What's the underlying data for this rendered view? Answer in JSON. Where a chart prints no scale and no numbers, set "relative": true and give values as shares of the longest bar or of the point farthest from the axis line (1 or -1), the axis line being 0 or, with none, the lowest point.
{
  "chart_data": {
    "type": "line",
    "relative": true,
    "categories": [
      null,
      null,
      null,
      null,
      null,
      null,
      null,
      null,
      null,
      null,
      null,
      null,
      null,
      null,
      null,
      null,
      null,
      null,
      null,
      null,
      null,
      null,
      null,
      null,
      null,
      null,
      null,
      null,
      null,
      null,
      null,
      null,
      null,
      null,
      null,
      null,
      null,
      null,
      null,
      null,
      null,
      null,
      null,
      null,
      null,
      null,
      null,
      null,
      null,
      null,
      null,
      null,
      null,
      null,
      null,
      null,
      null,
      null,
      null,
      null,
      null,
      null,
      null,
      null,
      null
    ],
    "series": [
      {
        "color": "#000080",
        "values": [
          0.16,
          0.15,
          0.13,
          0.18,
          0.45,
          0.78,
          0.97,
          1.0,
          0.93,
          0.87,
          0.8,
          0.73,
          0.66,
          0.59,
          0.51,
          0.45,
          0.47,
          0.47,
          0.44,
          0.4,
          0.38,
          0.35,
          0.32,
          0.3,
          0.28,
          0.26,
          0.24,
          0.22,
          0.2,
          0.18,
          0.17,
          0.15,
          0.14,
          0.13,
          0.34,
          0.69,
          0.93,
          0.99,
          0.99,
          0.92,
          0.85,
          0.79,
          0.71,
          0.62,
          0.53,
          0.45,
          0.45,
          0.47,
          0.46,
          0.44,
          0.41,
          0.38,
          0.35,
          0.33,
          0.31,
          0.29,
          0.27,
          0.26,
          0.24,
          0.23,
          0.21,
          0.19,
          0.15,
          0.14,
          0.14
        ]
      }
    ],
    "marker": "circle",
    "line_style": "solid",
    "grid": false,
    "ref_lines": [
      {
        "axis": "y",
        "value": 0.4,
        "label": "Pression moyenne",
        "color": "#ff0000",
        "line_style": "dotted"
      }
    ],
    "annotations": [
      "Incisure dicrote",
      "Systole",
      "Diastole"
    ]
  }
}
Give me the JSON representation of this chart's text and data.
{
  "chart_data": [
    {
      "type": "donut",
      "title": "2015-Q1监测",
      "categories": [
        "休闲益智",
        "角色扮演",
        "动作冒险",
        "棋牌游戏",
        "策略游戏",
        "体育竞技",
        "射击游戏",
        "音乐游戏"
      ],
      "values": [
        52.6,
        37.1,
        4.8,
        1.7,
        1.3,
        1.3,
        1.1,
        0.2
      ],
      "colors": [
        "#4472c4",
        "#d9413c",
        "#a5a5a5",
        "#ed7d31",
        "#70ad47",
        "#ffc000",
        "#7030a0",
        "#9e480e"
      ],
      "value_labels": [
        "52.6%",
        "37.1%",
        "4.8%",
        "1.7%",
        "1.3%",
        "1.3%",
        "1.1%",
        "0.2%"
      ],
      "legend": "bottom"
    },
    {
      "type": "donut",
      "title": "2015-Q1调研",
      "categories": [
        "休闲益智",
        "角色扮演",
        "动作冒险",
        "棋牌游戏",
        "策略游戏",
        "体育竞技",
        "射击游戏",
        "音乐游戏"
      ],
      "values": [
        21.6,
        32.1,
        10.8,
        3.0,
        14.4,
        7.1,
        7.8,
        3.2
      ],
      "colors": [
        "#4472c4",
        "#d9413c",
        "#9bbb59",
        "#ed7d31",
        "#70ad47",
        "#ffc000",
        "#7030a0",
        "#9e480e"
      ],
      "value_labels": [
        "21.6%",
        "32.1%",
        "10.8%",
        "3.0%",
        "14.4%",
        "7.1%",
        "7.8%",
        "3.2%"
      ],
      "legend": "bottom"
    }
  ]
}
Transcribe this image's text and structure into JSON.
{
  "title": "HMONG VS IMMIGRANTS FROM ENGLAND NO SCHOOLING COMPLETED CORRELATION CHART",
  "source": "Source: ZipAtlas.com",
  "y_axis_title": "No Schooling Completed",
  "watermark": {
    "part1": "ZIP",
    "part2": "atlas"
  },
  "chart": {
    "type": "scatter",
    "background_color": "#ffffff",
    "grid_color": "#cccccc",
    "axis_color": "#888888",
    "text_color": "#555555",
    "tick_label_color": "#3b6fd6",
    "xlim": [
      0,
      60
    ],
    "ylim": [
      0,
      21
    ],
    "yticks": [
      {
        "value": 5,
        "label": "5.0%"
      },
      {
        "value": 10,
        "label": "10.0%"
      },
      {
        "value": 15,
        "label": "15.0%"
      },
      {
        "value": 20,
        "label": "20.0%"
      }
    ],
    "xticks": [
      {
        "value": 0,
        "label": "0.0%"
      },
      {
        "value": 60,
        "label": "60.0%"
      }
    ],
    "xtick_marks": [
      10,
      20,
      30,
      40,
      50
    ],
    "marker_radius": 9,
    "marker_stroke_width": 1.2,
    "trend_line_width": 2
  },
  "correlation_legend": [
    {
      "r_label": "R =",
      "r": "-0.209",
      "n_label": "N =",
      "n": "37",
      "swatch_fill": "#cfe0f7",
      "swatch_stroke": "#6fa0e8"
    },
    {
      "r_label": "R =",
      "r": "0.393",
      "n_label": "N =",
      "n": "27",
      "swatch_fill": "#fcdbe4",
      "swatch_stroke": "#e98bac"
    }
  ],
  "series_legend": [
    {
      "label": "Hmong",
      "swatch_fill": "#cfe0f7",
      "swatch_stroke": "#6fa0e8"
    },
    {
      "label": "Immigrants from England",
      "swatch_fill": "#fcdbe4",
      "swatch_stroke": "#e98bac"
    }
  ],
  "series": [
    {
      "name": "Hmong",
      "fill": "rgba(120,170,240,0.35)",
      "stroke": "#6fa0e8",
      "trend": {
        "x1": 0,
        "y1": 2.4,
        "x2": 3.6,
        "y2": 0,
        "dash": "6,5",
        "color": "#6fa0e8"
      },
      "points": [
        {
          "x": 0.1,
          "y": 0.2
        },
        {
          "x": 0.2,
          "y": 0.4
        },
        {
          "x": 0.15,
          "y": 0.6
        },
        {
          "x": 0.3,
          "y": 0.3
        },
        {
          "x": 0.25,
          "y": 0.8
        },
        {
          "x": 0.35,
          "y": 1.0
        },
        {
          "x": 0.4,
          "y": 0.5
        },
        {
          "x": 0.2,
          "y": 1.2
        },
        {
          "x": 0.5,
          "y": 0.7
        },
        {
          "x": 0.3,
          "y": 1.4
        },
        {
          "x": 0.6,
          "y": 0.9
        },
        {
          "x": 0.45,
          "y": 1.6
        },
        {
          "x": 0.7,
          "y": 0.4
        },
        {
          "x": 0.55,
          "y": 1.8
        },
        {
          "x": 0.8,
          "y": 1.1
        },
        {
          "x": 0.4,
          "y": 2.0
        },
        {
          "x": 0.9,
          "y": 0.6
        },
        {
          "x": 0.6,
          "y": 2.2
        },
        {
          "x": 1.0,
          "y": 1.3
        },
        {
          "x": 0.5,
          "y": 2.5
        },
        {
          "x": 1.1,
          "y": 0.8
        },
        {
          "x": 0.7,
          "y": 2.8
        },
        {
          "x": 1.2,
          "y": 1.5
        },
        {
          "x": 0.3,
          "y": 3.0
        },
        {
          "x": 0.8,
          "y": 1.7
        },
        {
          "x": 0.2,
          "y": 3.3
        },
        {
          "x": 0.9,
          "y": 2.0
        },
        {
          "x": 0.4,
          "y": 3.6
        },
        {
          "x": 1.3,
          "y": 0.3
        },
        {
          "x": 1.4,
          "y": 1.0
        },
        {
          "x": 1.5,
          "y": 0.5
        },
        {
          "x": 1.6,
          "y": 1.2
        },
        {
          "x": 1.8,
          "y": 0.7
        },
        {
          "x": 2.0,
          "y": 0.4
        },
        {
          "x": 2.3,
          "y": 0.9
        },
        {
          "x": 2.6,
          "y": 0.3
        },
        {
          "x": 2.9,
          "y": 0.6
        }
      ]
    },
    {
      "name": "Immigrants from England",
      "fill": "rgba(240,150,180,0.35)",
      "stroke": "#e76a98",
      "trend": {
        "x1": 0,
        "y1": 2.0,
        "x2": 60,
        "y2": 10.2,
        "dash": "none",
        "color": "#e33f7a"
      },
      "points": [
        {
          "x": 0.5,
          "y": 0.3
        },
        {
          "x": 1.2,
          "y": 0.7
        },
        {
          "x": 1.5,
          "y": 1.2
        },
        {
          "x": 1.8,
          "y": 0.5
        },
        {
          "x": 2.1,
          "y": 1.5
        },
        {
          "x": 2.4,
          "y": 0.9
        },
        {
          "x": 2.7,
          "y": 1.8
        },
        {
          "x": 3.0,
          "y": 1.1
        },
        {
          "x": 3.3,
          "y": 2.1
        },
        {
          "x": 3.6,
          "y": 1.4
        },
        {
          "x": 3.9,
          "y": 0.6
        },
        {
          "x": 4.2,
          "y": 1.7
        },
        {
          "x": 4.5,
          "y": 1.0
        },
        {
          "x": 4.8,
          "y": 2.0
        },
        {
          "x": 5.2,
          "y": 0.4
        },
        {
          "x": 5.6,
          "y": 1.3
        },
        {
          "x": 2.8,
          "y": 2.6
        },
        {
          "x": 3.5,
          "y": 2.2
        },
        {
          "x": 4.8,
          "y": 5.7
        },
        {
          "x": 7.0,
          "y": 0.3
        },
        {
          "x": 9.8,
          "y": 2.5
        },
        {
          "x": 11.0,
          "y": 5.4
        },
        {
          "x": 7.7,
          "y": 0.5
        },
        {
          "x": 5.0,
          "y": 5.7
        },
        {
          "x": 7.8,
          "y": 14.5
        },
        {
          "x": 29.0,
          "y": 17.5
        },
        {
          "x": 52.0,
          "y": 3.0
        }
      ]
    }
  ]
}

DESCRIPTION OF THE TASK. Track down every line with the word "none" and copy it.

RESPONSE TO THIS TASK.
What's the underlying data for this rendered view? Answer in JSON. Where a chart prints no scale and no numbers, set "relative": true and give values as shares of the longest bar or of the point farthest from the axis line (1 or -1), the axis line being 0 or, with none, the lowest point.
        "dash": "none",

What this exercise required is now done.